(Records that describe figures)
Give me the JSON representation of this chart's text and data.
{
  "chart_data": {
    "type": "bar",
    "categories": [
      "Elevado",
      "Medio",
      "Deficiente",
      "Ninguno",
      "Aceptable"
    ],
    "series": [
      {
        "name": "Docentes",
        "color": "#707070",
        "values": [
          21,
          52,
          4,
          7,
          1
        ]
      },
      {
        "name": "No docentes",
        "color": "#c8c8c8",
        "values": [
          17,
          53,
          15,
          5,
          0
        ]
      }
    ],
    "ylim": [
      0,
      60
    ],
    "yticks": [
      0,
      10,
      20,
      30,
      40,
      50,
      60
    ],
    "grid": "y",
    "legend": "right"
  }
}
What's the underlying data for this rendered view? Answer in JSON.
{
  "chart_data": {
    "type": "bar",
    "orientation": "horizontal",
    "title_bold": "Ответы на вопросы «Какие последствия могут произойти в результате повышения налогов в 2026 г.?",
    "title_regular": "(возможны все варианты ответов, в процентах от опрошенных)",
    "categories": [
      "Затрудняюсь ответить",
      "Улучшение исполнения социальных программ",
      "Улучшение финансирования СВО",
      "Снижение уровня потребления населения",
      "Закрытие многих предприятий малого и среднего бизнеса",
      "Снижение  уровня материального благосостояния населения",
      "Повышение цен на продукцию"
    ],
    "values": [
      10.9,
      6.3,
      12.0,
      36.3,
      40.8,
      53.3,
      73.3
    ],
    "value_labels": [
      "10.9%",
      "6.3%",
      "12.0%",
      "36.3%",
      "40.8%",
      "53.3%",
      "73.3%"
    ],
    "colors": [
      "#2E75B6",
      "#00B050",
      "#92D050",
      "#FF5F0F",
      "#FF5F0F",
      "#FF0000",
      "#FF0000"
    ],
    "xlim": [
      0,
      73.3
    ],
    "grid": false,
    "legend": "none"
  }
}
* * *
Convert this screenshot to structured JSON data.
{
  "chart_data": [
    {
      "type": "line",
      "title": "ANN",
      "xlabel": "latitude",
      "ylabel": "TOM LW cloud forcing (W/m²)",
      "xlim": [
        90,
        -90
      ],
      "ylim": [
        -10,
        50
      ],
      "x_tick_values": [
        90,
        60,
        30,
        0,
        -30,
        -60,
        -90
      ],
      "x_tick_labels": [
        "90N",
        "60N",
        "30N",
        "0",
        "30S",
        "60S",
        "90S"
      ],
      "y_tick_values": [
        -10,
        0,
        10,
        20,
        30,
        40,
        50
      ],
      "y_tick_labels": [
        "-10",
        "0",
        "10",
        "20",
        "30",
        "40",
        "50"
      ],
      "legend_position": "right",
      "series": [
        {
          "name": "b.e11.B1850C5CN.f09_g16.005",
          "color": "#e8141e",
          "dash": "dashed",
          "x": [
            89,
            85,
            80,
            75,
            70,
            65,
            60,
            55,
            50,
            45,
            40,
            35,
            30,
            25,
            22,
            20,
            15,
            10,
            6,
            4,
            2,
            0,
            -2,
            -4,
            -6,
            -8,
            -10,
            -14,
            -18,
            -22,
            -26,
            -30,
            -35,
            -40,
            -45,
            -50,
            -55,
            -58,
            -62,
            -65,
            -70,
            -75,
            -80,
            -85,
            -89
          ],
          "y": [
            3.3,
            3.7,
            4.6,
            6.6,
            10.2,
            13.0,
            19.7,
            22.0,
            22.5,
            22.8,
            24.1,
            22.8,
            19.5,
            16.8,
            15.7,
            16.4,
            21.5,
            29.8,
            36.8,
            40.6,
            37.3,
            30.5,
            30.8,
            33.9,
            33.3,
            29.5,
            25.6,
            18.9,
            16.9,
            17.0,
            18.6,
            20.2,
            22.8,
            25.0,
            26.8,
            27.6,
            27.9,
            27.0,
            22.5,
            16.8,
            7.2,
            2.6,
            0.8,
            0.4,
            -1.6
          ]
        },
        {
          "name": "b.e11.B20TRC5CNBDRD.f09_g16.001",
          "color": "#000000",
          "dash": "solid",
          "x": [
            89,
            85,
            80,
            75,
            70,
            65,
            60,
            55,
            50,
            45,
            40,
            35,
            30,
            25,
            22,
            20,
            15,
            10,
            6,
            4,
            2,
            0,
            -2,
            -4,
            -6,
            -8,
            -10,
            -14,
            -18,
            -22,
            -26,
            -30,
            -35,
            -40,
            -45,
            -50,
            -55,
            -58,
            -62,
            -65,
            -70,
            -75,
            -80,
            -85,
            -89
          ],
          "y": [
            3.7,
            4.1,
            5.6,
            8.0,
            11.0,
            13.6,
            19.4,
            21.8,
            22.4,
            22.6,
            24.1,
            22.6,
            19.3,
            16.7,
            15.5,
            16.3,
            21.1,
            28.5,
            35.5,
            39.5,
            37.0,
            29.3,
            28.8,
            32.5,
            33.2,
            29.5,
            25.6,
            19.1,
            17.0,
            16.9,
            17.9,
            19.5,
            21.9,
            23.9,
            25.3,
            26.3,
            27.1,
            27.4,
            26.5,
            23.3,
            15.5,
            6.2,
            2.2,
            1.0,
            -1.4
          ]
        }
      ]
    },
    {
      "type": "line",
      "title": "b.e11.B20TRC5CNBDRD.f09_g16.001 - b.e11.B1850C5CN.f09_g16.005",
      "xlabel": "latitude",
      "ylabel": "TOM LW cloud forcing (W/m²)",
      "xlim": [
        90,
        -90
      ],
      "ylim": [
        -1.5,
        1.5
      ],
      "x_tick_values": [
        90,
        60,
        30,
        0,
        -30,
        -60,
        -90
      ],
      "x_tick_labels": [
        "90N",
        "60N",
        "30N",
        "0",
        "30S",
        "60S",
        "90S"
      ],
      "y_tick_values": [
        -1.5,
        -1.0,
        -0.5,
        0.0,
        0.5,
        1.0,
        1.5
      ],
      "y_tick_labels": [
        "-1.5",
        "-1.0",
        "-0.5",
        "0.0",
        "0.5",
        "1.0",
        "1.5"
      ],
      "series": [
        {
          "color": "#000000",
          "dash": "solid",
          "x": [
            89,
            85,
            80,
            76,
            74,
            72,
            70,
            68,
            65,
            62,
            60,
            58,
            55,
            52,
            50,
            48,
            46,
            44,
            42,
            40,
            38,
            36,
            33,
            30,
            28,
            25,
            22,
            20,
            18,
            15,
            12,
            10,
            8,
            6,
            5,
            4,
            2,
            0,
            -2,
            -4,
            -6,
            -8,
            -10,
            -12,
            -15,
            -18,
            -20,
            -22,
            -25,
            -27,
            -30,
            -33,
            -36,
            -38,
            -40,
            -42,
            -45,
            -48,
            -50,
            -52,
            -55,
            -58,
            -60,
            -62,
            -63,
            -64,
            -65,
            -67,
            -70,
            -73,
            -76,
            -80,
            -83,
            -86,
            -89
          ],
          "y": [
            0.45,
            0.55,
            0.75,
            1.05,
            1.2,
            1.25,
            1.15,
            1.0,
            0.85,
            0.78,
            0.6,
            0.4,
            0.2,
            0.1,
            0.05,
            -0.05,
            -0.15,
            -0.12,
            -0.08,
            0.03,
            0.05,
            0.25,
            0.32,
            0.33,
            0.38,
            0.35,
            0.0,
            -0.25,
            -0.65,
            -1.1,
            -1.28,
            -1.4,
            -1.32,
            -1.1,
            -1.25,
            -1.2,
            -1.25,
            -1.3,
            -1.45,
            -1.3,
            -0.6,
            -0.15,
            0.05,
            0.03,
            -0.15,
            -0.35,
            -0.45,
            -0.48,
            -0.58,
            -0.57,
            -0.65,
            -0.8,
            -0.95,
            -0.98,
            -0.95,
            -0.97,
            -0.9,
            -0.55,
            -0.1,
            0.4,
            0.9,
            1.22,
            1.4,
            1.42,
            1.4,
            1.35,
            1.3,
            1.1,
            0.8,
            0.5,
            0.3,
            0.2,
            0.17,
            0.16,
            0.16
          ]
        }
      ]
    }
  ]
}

▶ _GIVEN PROBLEM_
Pick out the lines containing the string "JSON" and show them.

▶ _SOLUTION BELOW_
Give me the JSON representation of this chart's text and data.
What's the underlying data for this rendered view? Answer in JSON.
Convert this screenshot to structured JSON data.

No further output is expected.